Give the material once more, word for word, without any images.

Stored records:
+===+

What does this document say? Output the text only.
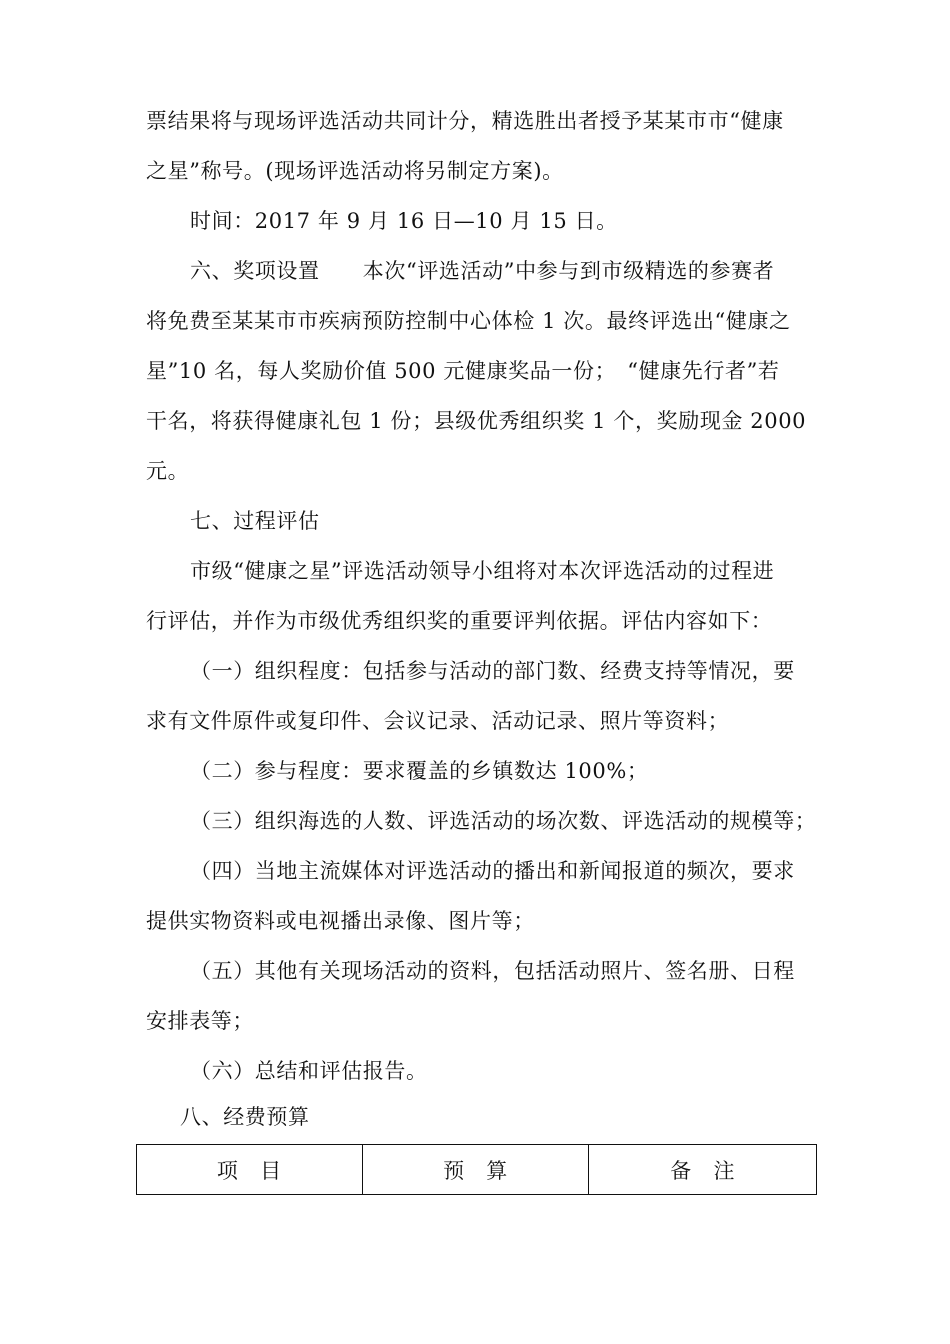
票结果将与现场评选活动共同计分，精选胜出者授予某某市市“健康
之星”称号。(现场评选活动将另制定方案)。
时间：2017 年 9 月 16 日—10 月 15 日。
六、奖项设置　　本次“评选活动”中参与到市级精选的参赛者
将免费至某某市市疾病预防控制中心体检 1 次。最终评选出“健康之
星”10 名，每人奖励价值 500 元健康奖品一份；　“健康先行者”若
干名，将获得健康礼包 1 份；县级优秀组织奖 1 个，奖励现金 2000
元。
七、过程评估
市级“健康之星”评选活动领导小组将对本次评选活动的过程进
行评估，并作为市级优秀组织奖的重要评判依据。评估内容如下：
（一）组织程度：包括参与活动的部门数、经费支持等情况，要
求有文件原件或复印件、会议记录、活动记录、照片等资料；
（二）参与程度：要求覆盖的乡镇数达 100%；
（三）组织海选的人数、评选活动的场次数、评选活动的规模等；
（四）当地主流媒体对评选活动的播出和新闻报道的频次，要求
提供实物资料或电视播出录像、图片等；
（五）其他有关现场活动的资料，包括活动照片、签名册、日程
安排表等；
（六）总结和评估报告。
八、经费预算
项　目	预　算	备　注
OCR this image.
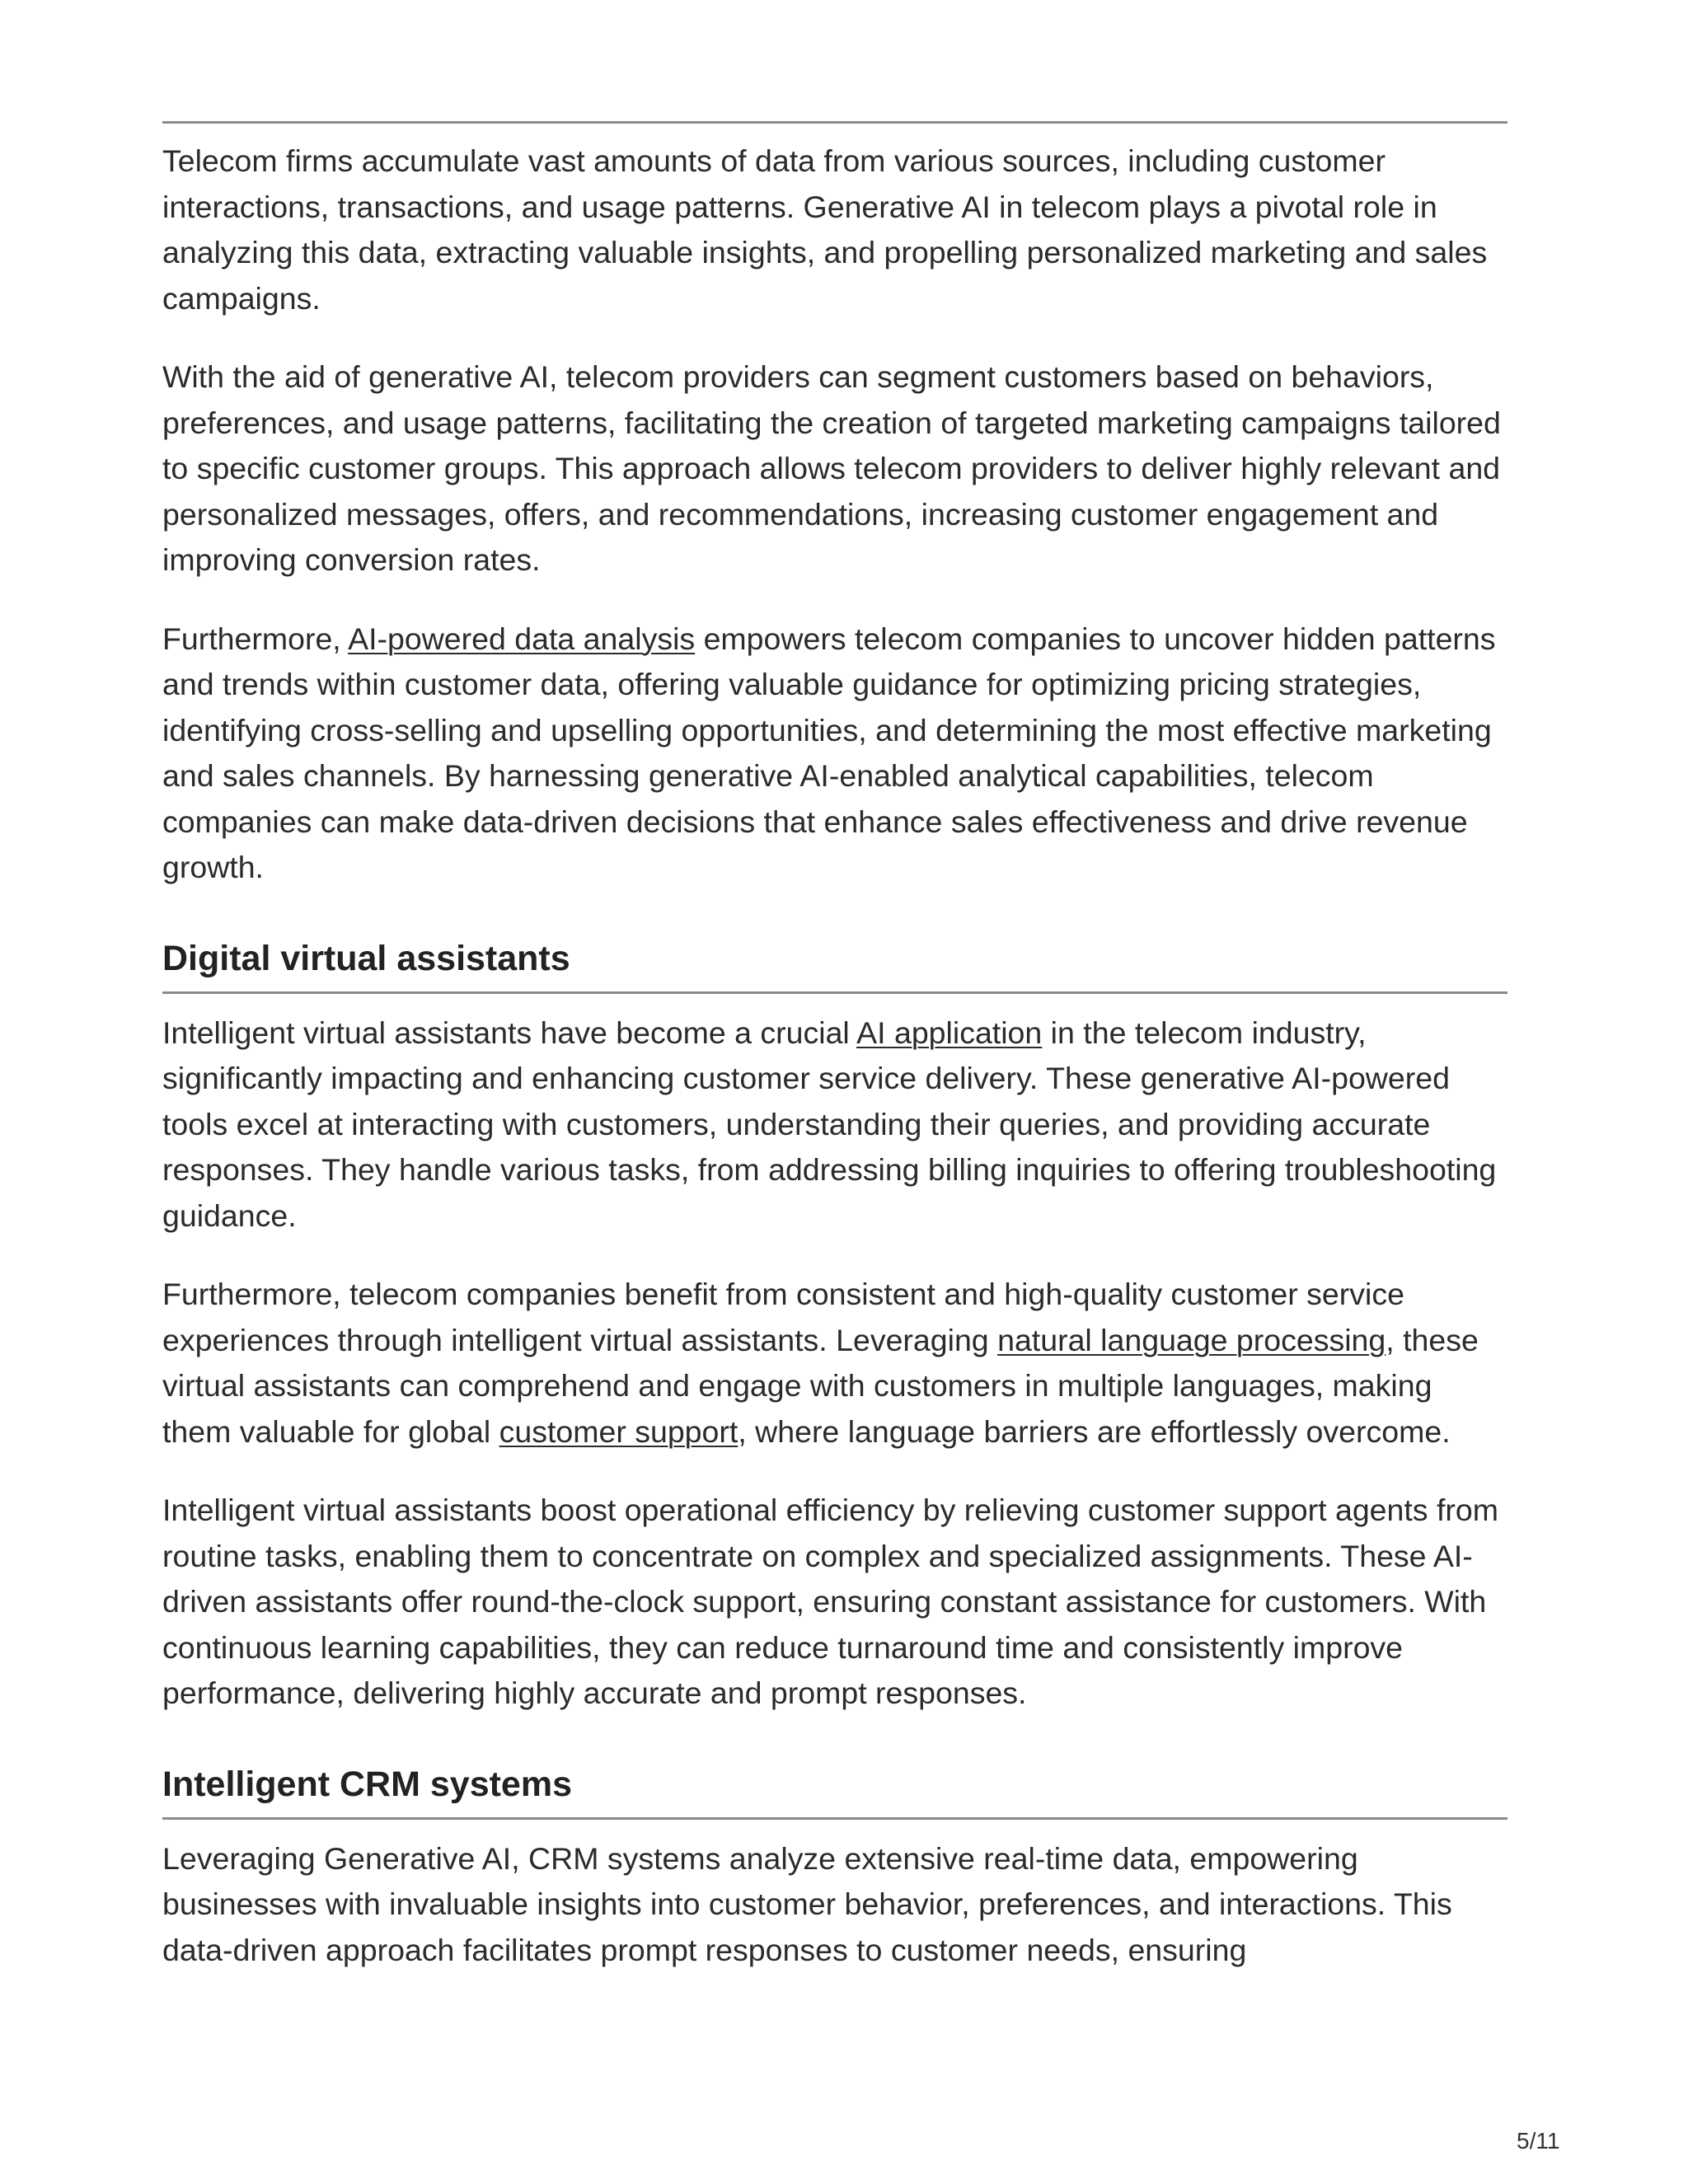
Telecom firms accumulate vast amounts of data from various sources, including customer interactions, transactions, and usage patterns. Generative AI in telecom plays a pivotal role in analyzing this data, extracting valuable insights, and propelling personalized marketing and sales campaigns.

With the aid of generative AI, telecom providers can segment customers based on behaviors, preferences, and usage patterns, facilitating the creation of targeted marketing campaigns tailored to specific customer groups. This approach allows telecom providers to deliver highly relevant and personalized messages, offers, and recommendations, increasing customer engagement and improving conversion rates.

Furthermore, AI-powered data analysis empowers telecom companies to uncover hidden patterns and trends within customer data, offering valuable guidance for optimizing pricing strategies, identifying cross-selling and upselling opportunities, and determining the most effective marketing and sales channels. By harnessing generative AI-enabled analytical capabilities, telecom companies can make data-driven decisions that enhance sales effectiveness and drive revenue growth.

Digital virtual assistants

Intelligent virtual assistants have become a crucial AI application in the telecom industry, significantly impacting and enhancing customer service delivery. These generative AI-powered tools excel at interacting with customers, understanding their queries, and providing accurate responses. They handle various tasks, from addressing billing inquiries to offering troubleshooting guidance.

Furthermore, telecom companies benefit from consistent and high-quality customer service experiences through intelligent virtual assistants. Leveraging natural language processing, these virtual assistants can comprehend and engage with customers in multiple languages, making them valuable for global customer support, where language barriers are effortlessly overcome.

Intelligent virtual assistants boost operational efficiency by relieving customer support agents from routine tasks, enabling them to concentrate on complex and specialized assignments. These AI-driven assistants offer round-the-clock support, ensuring constant assistance for customers. With continuous learning capabilities, they can reduce turnaround time and consistently improve performance, delivering highly accurate and prompt responses.

Intelligent CRM systems

Leveraging Generative AI, CRM systems analyze extensive real-time data, empowering businesses with invaluable insights into customer behavior, preferences, and interactions. This data-driven approach facilitates prompt responses to customer needs, ensuring

5/11
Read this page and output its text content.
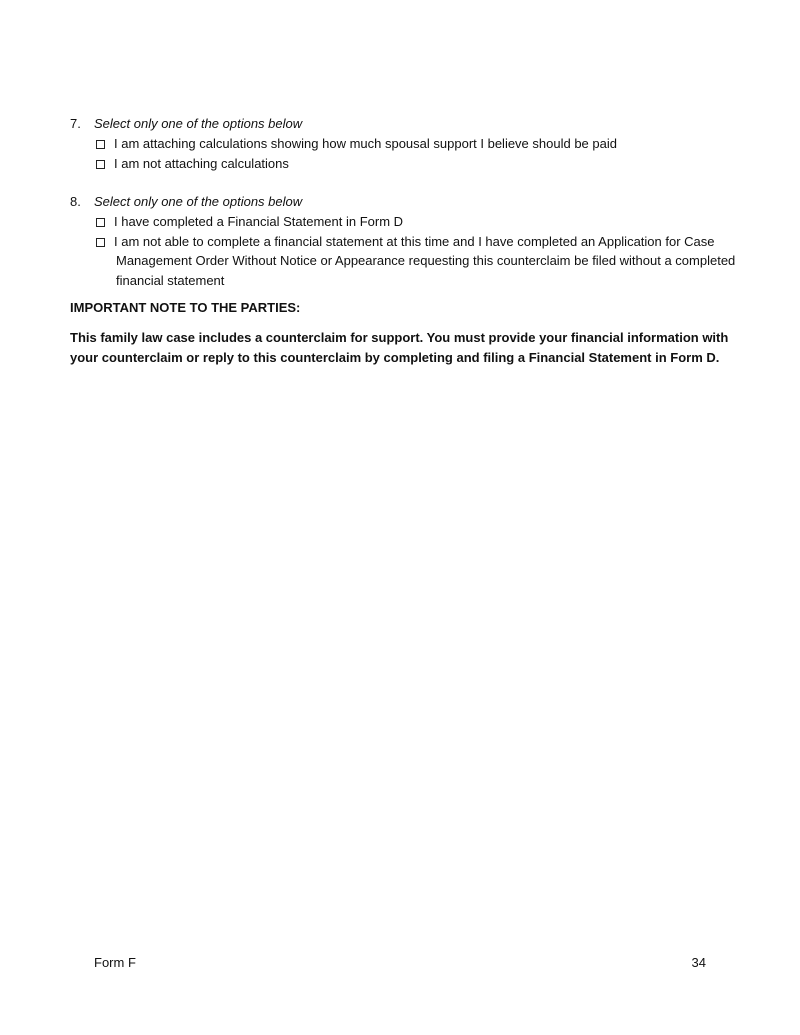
7.	Select only one of the options below
I am attaching calculations showing how much spousal support I believe should be paid
I am not attaching calculations
8.	Select only one of the options below
I have completed a Financial Statement in Form D
I am not able to complete a financial statement at this time and I have completed an Application for Case Management Order Without Notice or Appearance requesting this counterclaim be filed without a completed financial statement
IMPORTANT NOTE TO THE PARTIES:
This family law case includes a counterclaim for support. You must provide your financial information with your counterclaim or reply to this counterclaim by completing and filing a Financial Statement in Form D.
Form F	34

+===+

# COMPLETED TASK
What does this document say? Output the text only.
票结果将与现场评选活动共同计分，精选胜出者授予某某市市“健康
之星”称号。(现场评选活动将另制定方案)。
时间：2017 年 9 月 16 日—10 月 15 日。
六、奖项设置　　本次“评选活动”中参与到市级精选的参赛者
将免费至某某市市疾病预防控制中心体检 1 次。最终评选出“健康之
星”10 名，每人奖励价值 500 元健康奖品一份；　“健康先行者”若
干名，将获得健康礼包 1 份；县级优秀组织奖 1 个，奖励现金 2000
元。
七、过程评估
市级“健康之星”评选活动领导小组将对本次评选活动的过程进
行评估，并作为市级优秀组织奖的重要评判依据。评估内容如下：
（一）组织程度：包括参与活动的部门数、经费支持等情况，要
求有文件原件或复印件、会议记录、活动记录、照片等资料；
（二）参与程度：要求覆盖的乡镇数达 100%；
（三）组织海选的人数、评选活动的场次数、评选活动的规模等；
（四）当地主流媒体对评选活动的播出和新闻报道的频次，要求
提供实物资料或电视播出录像、图片等；
（五）其他有关现场活动的资料，包括活动照片、签名册、日程
安排表等；
（六）总结和评估报告。
八、经费预算
项　目	预　算	备　注
OCR this image.
Telecom firms accumulate vast amounts of data from various sources, including customer interactions, transactions, and usage patterns. Generative AI in telecom plays a pivotal role in analyzing this data, extracting valuable insights, and propelling personalized marketing and sales campaigns.

With the aid of generative AI, telecom providers can segment customers based on behaviors, preferences, and usage patterns, facilitating the creation of targeted marketing campaigns tailored to specific customer groups. This approach allows telecom providers to deliver highly relevant and personalized messages, offers, and recommendations, increasing customer engagement and improving conversion rates.

Furthermore, AI-powered data analysis empowers telecom companies to uncover hidden patterns and trends within customer data, offering valuable guidance for optimizing pricing strategies, identifying cross-selling and upselling opportunities, and determining the most effective marketing and sales channels. By harnessing generative AI-enabled analytical capabilities, telecom companies can make data-driven decisions that enhance sales effectiveness and drive revenue growth.

Digital virtual assistants

Intelligent virtual assistants have become a crucial AI application in the telecom industry, significantly impacting and enhancing customer service delivery. These generative AI-powered tools excel at interacting with customers, understanding their queries, and providing accurate responses. They handle various tasks, from addressing billing inquiries to offering troubleshooting guidance.

Furthermore, telecom companies benefit from consistent and high-quality customer service experiences through intelligent virtual assistants. Leveraging natural language processing, these virtual assistants can comprehend and engage with customers in multiple languages, making them valuable for global customer support, where language barriers are effortlessly overcome.

Intelligent virtual assistants boost operational efficiency by relieving customer support agents from routine tasks, enabling them to concentrate on complex and specialized assignments. These AI-driven assistants offer round-the-clock support, ensuring constant assistance for customers. With continuous learning capabilities, they can reduce turnaround time and consistently improve performance, delivering highly accurate and prompt responses.

Intelligent CRM systems

Leveraging Generative AI, CRM systems analyze extensive real-time data, empowering businesses with invaluable insights into customer behavior, preferences, and interactions. This data-driven approach facilitates prompt responses to customer needs, ensuring

5/11
Read this page and output its text content.
7.	Select only one of the options below
I am attaching calculations showing how much spousal support I believe should be paid
I am not attaching calculations
8.	Select only one of the options below
I have completed a Financial Statement in Form D
I am not able to complete a financial statement at this time and I have completed an Application for Case Management Order Without Notice or Appearance requesting this counterclaim be filed without a completed financial statement
IMPORTANT NOTE TO THE PARTIES:
This family law case includes a counterclaim for support. You must provide your financial information with your counterclaim or reply to this counterclaim by completing and filing a Financial Statement in Form D.
Form F	34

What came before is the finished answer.